::: Entries supplied :::
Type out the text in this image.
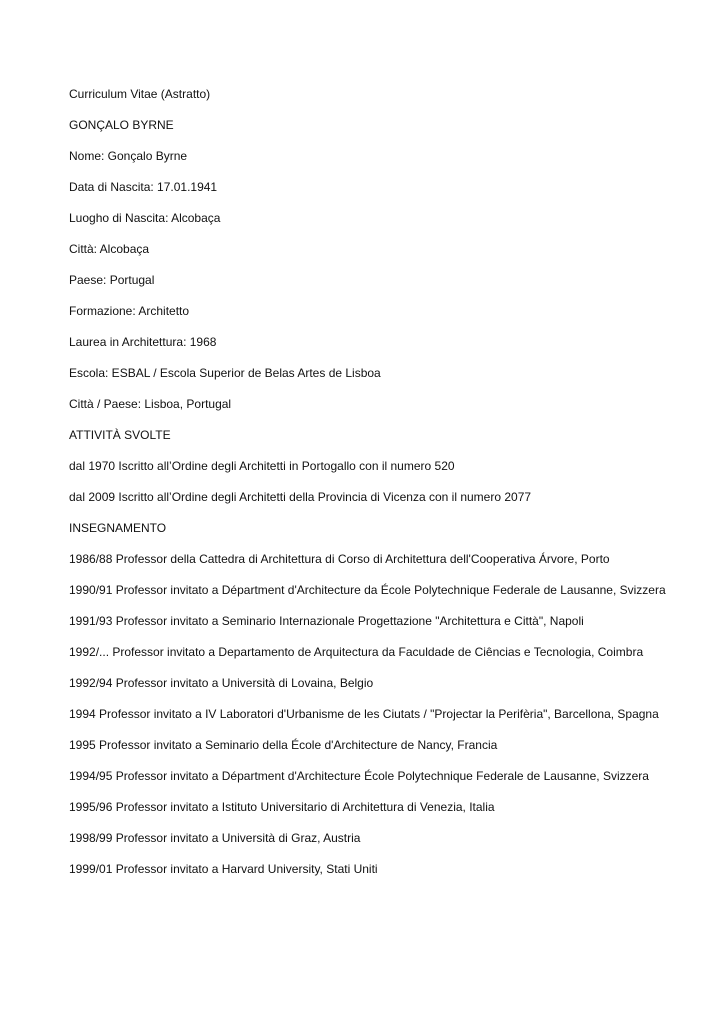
Curriculum Vitae (Astratto)

GONÇALO BYRNE

Nome: Gonçalo Byrne

Data di Nascita: 17.01.1941

Luogho di Nascita: Alcobaça

Città: Alcobaça

Paese: Portugal

Formazione: Architetto

Laurea in Architettura: 1968

Escola: ESBAL / Escola Superior de Belas Artes de Lisboa

Città / Paese: Lisboa, Portugal

ATTIVITÀ SVOLTE

dal 1970 Iscritto all’Ordine degli Architetti in Portogallo con il numero 520

dal 2009 Iscritto all’Ordine degli Architetti della Provincia di Vicenza con il numero 2077

INSEGNAMENTO

1986/88 Professor della Cattedra di Architettura di Corso di Architettura dell'Cooperativa Árvore, Porto

1990/91 Professor invitato a Départment d'Architecture da École Polytechnique Federale de Lausanne, Svizzera

1991/93 Professor invitato a Seminario Internazionale Progettazione "Architettura e Città", Napoli

1992/... Professor invitato a Departamento de Arquitectura da Faculdade de Ciências e Tecnologia, Coimbra

1992/94 Professor invitato a Università di Lovaina, Belgio

1994 Professor invitato a IV Laboratori d'Urbanisme de les Ciutats / "Projectar la Perifèria", Barcellona, Spagna

1995 Professor invitato a Seminario della École d'Architecture de Nancy, Francia

1994/95 Professor invitato a Départment d'Architecture École Polytechnique Federale de Lausanne, Svizzera

1995/96 Professor invitato a Istituto Universitario di Architettura di Venezia, Italia

1998/99 Professor invitato a Università di Graz, Austria

1999/01 Professor invitato a Harvard University, Stati Uniti
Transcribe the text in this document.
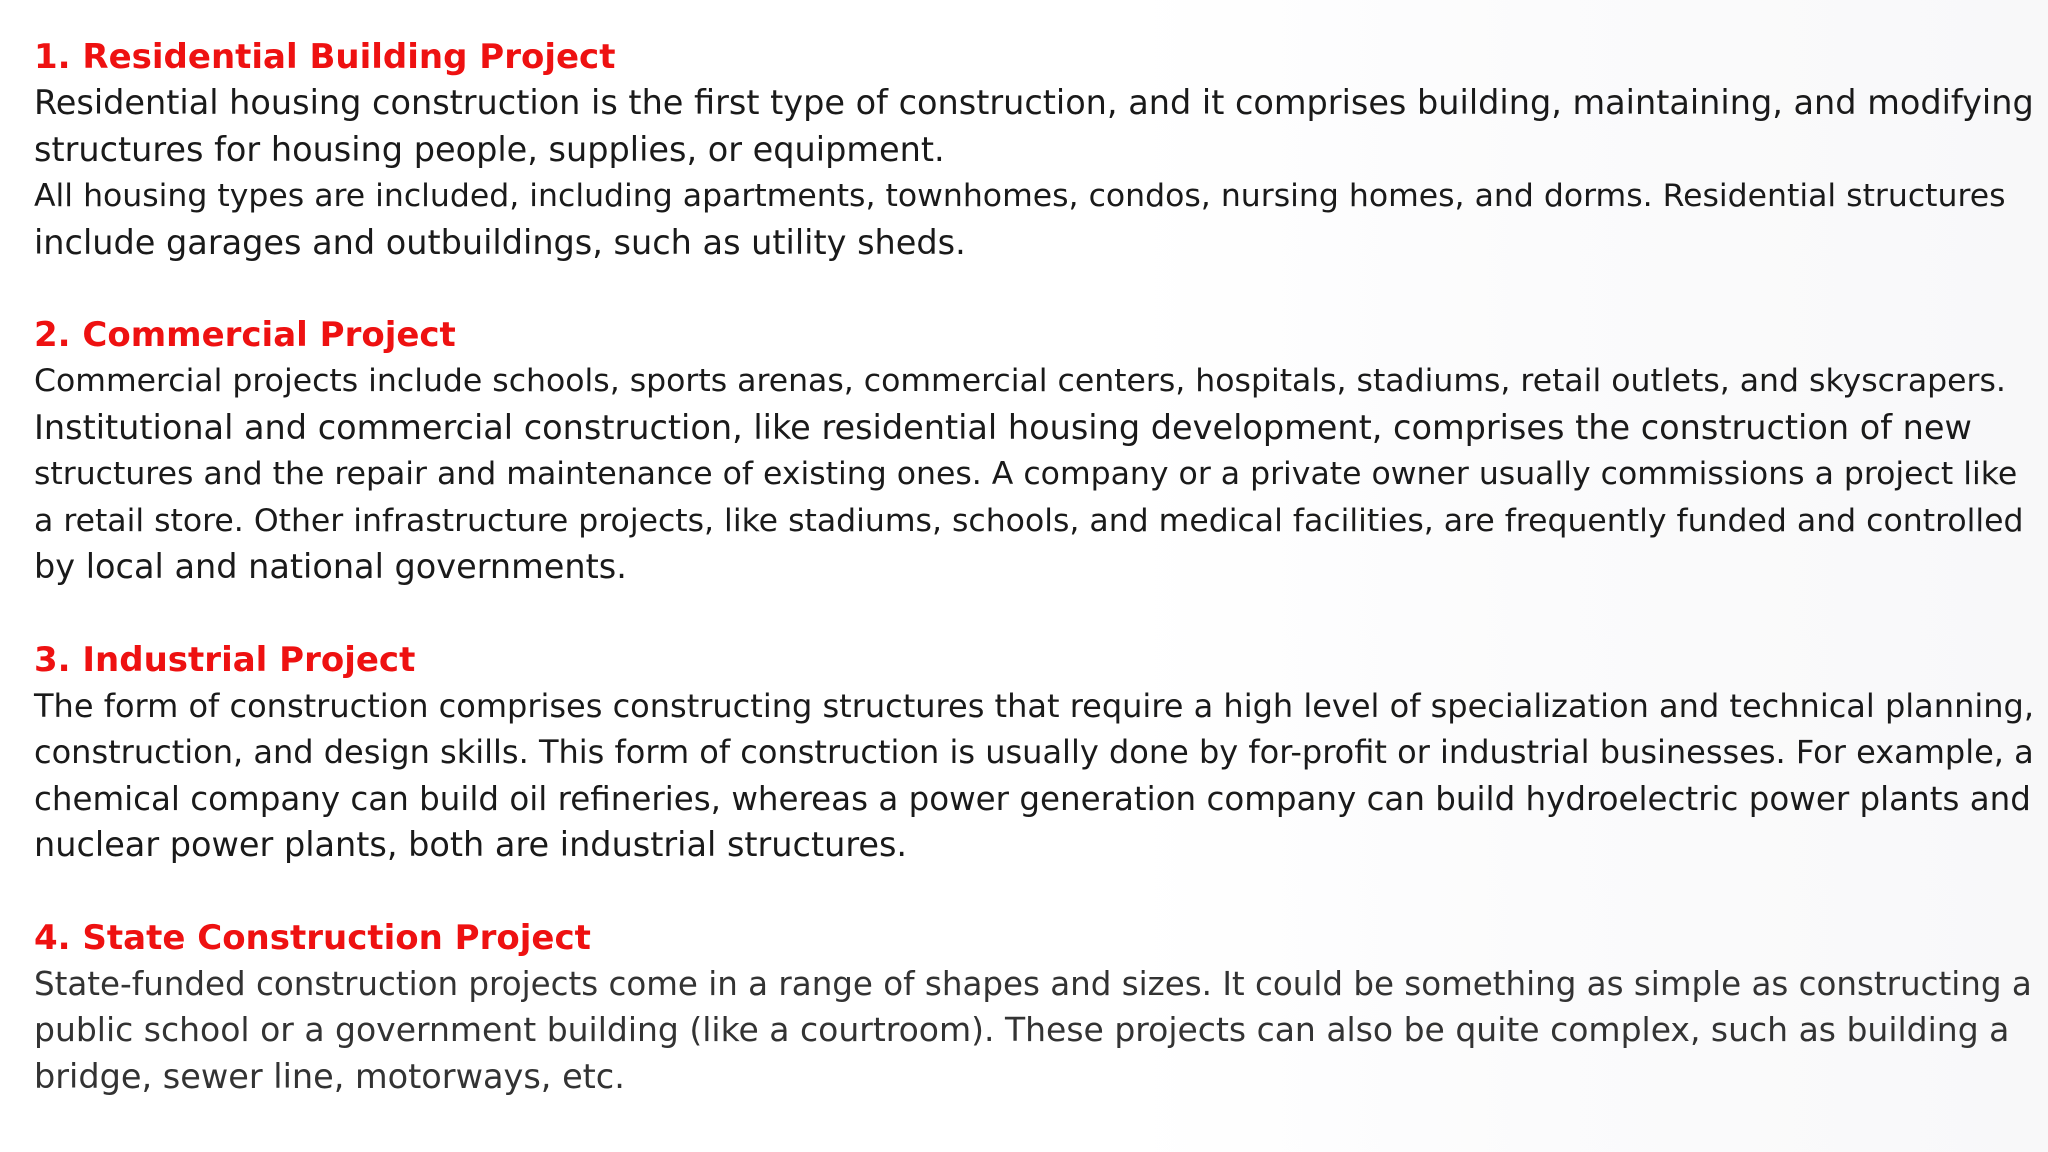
1. Residential Building Project

Residential housing construction is the first type of construction, and it comprises building, maintaining, and modifying
structures for housing people, supplies, or equipment.
All housing types are included, including apartments, townhomes, condos, nursing homes, and dorms. Residential structures
include garages and outbuildings, such as utility sheds.

2. Commercial Project

Commercial projects include schools, sports arenas, commercial centers, hospitals, stadiums, retail outlets, and skyscrapers.
Institutional and commercial construction, like residential housing development, comprises the construction of new
structures and the repair and maintenance of existing ones. A company or a private owner usually commissions a project like
a retail store. Other infrastructure projects, like stadiums, schools, and medical facilities, are frequently funded and controlled
by local and national governments.

3. Industrial Project

The form of construction comprises constructing structures that require a high level of specialization and technical planning,
construction, and design skills. This form of construction is usually done by for-profit or industrial businesses. For example, a
chemical company can build oil refineries, whereas a power generation company can build hydroelectric power plants and
nuclear power plants, both are industrial structures.

4. State Construction Project

State-funded construction projects come in a range of shapes and sizes. It could be something as simple as constructing a
public school or a government building (like a courtroom). These projects can also be quite complex, such as building a
bridge, sewer line, motorways, etc.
:::
### Work to be completed
Except for the pictures, give all the material above again verbatim.

### Solved problem
Type out the text in this image.
Curriculum Vitae (Astratto)

GONÇALO BYRNE

Nome: Gonçalo Byrne

Data di Nascita: 17.01.1941

Luogho di Nascita: Alcobaça

Città: Alcobaça

Paese: Portugal

Formazione: Architetto

Laurea in Architettura: 1968

Escola: ESBAL / Escola Superior de Belas Artes de Lisboa

Città / Paese: Lisboa, Portugal

ATTIVITÀ SVOLTE

dal 1970 Iscritto all’Ordine degli Architetti in Portogallo con il numero 520

dal 2009 Iscritto all’Ordine degli Architetti della Provincia di Vicenza con il numero 2077

INSEGNAMENTO

1986/88 Professor della Cattedra di Architettura di Corso di Architettura dell'Cooperativa Árvore, Porto

1990/91 Professor invitato a Départment d'Architecture da École Polytechnique Federale de Lausanne, Svizzera

1991/93 Professor invitato a Seminario Internazionale Progettazione "Architettura e Città", Napoli

1992/... Professor invitato a Departamento de Arquitectura da Faculdade de Ciências e Tecnologia, Coimbra

1992/94 Professor invitato a Università di Lovaina, Belgio

1994 Professor invitato a IV Laboratori d'Urbanisme de les Ciutats / "Projectar la Perifèria", Barcellona, Spagna

1995 Professor invitato a Seminario della École d'Architecture de Nancy, Francia

1994/95 Professor invitato a Départment d'Architecture École Polytechnique Federale de Lausanne, Svizzera

1995/96 Professor invitato a Istituto Universitario di Architettura di Venezia, Italia

1998/99 Professor invitato a Università di Graz, Austria

1999/01 Professor invitato a Harvard University, Stati Uniti
Transcribe the text in this document.
1. Residential Building Project

Residential housing construction is the first type of construction, and it comprises building, maintaining, and modifying
structures for housing people, supplies, or equipment.
All housing types are included, including apartments, townhomes, condos, nursing homes, and dorms. Residential structures
include garages and outbuildings, such as utility sheds.

2. Commercial Project

Commercial projects include schools, sports arenas, commercial centers, hospitals, stadiums, retail outlets, and skyscrapers.
Institutional and commercial construction, like residential housing development, comprises the construction of new
structures and the repair and maintenance of existing ones. A company or a private owner usually commissions a project like
a retail store. Other infrastructure projects, like stadiums, schools, and medical facilities, are frequently funded and controlled
by local and national governments.

3. Industrial Project

The form of construction comprises constructing structures that require a high level of specialization and technical planning,
construction, and design skills. This form of construction is usually done by for-profit or industrial businesses. For example, a
chemical company can build oil refineries, whereas a power generation company can build hydroelectric power plants and
nuclear power plants, both are industrial structures.

4. State Construction Project

State-funded construction projects come in a range of shapes and sizes. It could be something as simple as constructing a
public school or a government building (like a courtroom). These projects can also be quite complex, such as building a
bridge, sewer line, motorways, etc.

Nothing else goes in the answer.